### Task A
In the forum text about substrate for a frog tank, switch "sand" to "gravel" and write out the passage from "Play sand and" up to and including "to your tank.".

Ok so far there has been 3 or 4 suggestions all seem like they would do the trick. My next question are they frog safe and would I have to keep adding fertilizers to it cause I would rather not and would the fertilizers be frog safe? And out of the products suggested which would be the best for my project? A small pond going the length of a 40 gallon, few inches of water, and plants such as crypts, anubias and possibly a few others?


----------



## Dendro Dynasty (Jul 11, 2013)

Any ideas about turface?


----------



## Hobbes1911 (Mar 22, 2013)

Dendro Dynasty said:


> Ok so far there has been 3 or 4 suggestions all seem like they would do the trick. My next question are they frog safe and would I have to keep adding fertilizers to it cause I would rather not and would the fertilizers be frog safe? And out of the products suggested which would be the best for my project? A small pond going the length of a 40 gallon, few inches of water, and plants such as crypts, anubias and possibly a few others?


Play sand and root ferts will be plenty. As long as the sand you choose is just sand and has no additives it should be ok to use. Wash it a couple of times before adding it to your tank.

### Records supplied
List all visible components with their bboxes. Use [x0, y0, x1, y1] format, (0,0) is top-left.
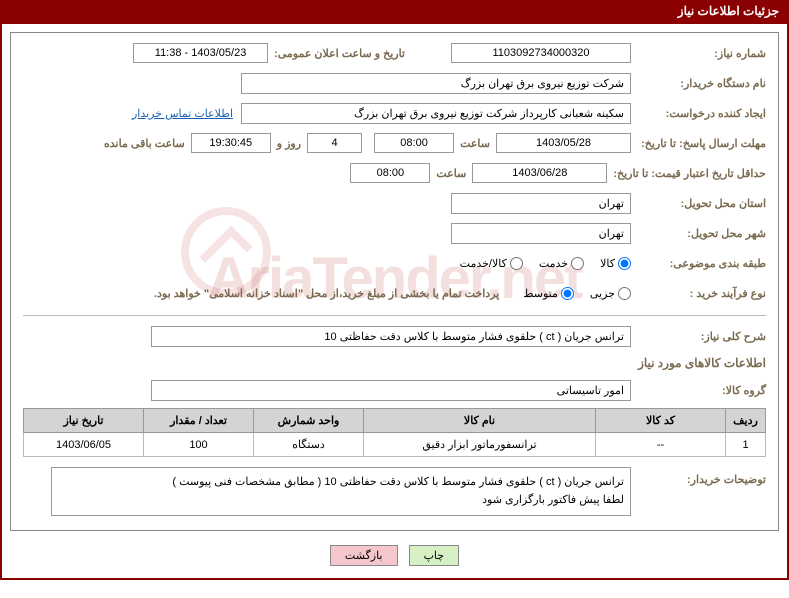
cell-date: 1403/06/05: [24, 433, 144, 457]
row-category: طبقه بندی موضوعی: کالا خدمت کالا/خدمت: [23, 251, 766, 275]
category-radio-group: کالا خدمت کالا/خدمت: [448, 257, 631, 270]
cell-code: --: [596, 433, 726, 457]
radio-medium-input[interactable]: [561, 287, 574, 300]
th-qty: تعداد / مقدار: [144, 409, 254, 433]
outer-frame: AriaTender.net شماره نیاز: 1103092734000…: [0, 22, 789, 580]
items-section-title: اطلاعات کالاهای مورد نیاز: [23, 356, 766, 370]
table-row: 1--ترانسفورماتور ابزار دقیقدستگاه1001403…: [24, 433, 766, 457]
th-name: نام کالا: [364, 409, 596, 433]
announce-datetime-field: 1403/05/23 - 11:38: [133, 43, 268, 63]
radio-both-label: کالا/خدمت: [460, 257, 507, 270]
need-no-label: شماره نیاز:: [631, 47, 766, 60]
buyer-contact-link[interactable]: اطلاعات تماس خریدار: [132, 107, 233, 120]
row-group: گروه کالا: امور تاسیساتی: [23, 378, 766, 402]
radio-service-label: خدمت: [539, 257, 568, 270]
desc-label: شرح کلی نیاز:: [631, 330, 766, 343]
row-proc: نوع فرآیند خرید : جزیی متوسط پرداخت تمام…: [23, 281, 766, 305]
radio-minor[interactable]: جزیی: [578, 287, 631, 300]
deadline-label: مهلت ارسال پاسخ: تا تاریخ:: [631, 137, 766, 150]
th-row: ردیف: [726, 409, 766, 433]
row-deadline: مهلت ارسال پاسخ: تا تاریخ: 1403/05/28 سا…: [23, 131, 766, 155]
row-validity: حداقل تاریخ اعتبار قیمت: تا تاریخ: 1403/…: [23, 161, 766, 185]
time-label-2: ساعت: [430, 167, 472, 180]
radio-medium-label: متوسط: [523, 287, 558, 300]
row-need-no: شماره نیاز: 1103092734000320 تاریخ و ساع…: [23, 41, 766, 65]
divider-1: [23, 315, 766, 316]
radio-both-input[interactable]: [510, 257, 523, 270]
need-no-field: 1103092734000320: [451, 43, 631, 63]
title-bar: جزئیات اطلاعات نیاز: [0, 0, 789, 22]
days-label: روز و: [271, 137, 307, 150]
print-button[interactable]: چاپ: [409, 545, 460, 566]
remain-label: ساعت باقی مانده: [104, 137, 191, 150]
button-bar: چاپ بازگشت: [10, 541, 779, 570]
th-code: کد کالا: [596, 409, 726, 433]
radio-minor-label: جزیی: [590, 287, 615, 300]
row-requester: ایجاد کننده درخواست: سکینه شعبانی کارپرد…: [23, 101, 766, 125]
th-date: تاریخ نیاز: [24, 409, 144, 433]
radio-service-input[interactable]: [571, 257, 584, 270]
validity-label: حداقل تاریخ اعتبار قیمت: تا تاریخ:: [607, 167, 766, 180]
province-field: تهران: [451, 193, 631, 214]
validity-time-field: 08:00: [350, 163, 430, 183]
row-buyer-org: نام دستگاه خریدار: شرکت توزیع نیروی برق …: [23, 71, 766, 95]
buyer-org-field: شرکت توزیع نیروی برق تهران بزرگ: [241, 73, 631, 94]
proc-radio-group: جزیی متوسط: [511, 287, 631, 300]
radio-both[interactable]: کالا/خدمت: [448, 257, 523, 270]
explain-field: ترانس جریان ( ct ) حلقوی فشار متوسط با ک…: [51, 467, 631, 516]
countdown-field: 19:30:45: [191, 133, 271, 153]
cell-unit: دستگاه: [254, 433, 364, 457]
content-frame: AriaTender.net شماره نیاز: 1103092734000…: [10, 32, 779, 531]
row-desc: شرح کلی نیاز: ترانس جریان ( ct ) حلقوی ف…: [23, 324, 766, 348]
proc-label: نوع فرآیند خرید :: [631, 287, 766, 300]
requester-label: ایجاد کننده درخواست:: [631, 107, 766, 120]
city-label: شهر محل تحویل:: [631, 227, 766, 240]
radio-goods[interactable]: کالا: [588, 257, 631, 270]
days-remain-field: 4: [307, 133, 362, 153]
row-city: شهر محل تحویل: تهران: [23, 221, 766, 245]
requester-field: سکینه شعبانی کارپرداز شرکت توزیع نیروی ب…: [241, 103, 631, 124]
radio-medium[interactable]: متوسط: [511, 287, 574, 300]
province-label: استان محل تحویل:: [631, 197, 766, 210]
radio-goods-label: کالا: [600, 257, 615, 270]
radio-service[interactable]: خدمت: [527, 257, 584, 270]
deadline-date-field: 1403/05/28: [496, 133, 631, 153]
items-table: ردیف کد کالا نام کالا واحد شمارش تعداد /…: [23, 408, 766, 457]
cell-row: 1: [726, 433, 766, 457]
row-explain: توضیحات خریدار: ترانس جریان ( ct ) حلقوی…: [23, 467, 766, 516]
explain-label: توضیحات خریدار:: [631, 467, 766, 486]
deadline-time-field: 08:00: [374, 133, 454, 153]
time-label-1: ساعت: [454, 137, 496, 150]
announce-label: تاریخ و ساعت اعلان عمومی:: [268, 47, 411, 60]
row-province: استان محل تحویل: تهران: [23, 191, 766, 215]
desc-field: ترانس جریان ( ct ) حلقوی فشار متوسط با ک…: [151, 326, 631, 347]
radio-goods-input[interactable]: [618, 257, 631, 270]
table-header-row: ردیف کد کالا نام کالا واحد شمارش تعداد /…: [24, 409, 766, 433]
group-field: امور تاسیساتی: [151, 380, 631, 401]
validity-date-field: 1403/06/28: [472, 163, 607, 183]
buyer-org-label: نام دستگاه خریدار:: [631, 77, 766, 90]
category-label: طبقه بندی موضوعی:: [631, 257, 766, 270]
city-field: تهران: [451, 223, 631, 244]
th-unit: واحد شمارش: [254, 409, 364, 433]
cell-qty: 100: [144, 433, 254, 457]
group-label: گروه کالا:: [631, 384, 766, 397]
proc-note: پرداخت تمام یا بخشی از مبلغ خرید،از محل …: [154, 287, 499, 300]
cell-name: ترانسفورماتور ابزار دقیق: [364, 433, 596, 457]
radio-minor-input[interactable]: [618, 287, 631, 300]
back-button[interactable]: بازگشت: [330, 545, 398, 566]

### Task B
Return the lines of the records from the line with "cell-date: 1403/06/05: [24, 433, 144, 457]" up to and including the line with "th-qty: تعداد / مقدار: [144, 409, 254, 433]", copied exactly.

### Complete answer A
Play gravel and root ferts will be plenty. As long as the gravel you choose is just gravel and has no additives it should be ok to use. Wash it a couple of times before adding it to your tank.

### Complete answer B
cell-date: 1403/06/05: [24, 433, 144, 457]
row-category: طبقه بندی موضوعی: کالا خدمت کالا/خدمت: [23, 251, 766, 275]
category-radio-group: کالا خدمت کالا/خدمت: [448, 257, 631, 270]
cell-code: --: [596, 433, 726, 457]
radio-medium-input[interactable]: [561, 287, 574, 300]
th-qty: تعداد / مقدار: [144, 409, 254, 433]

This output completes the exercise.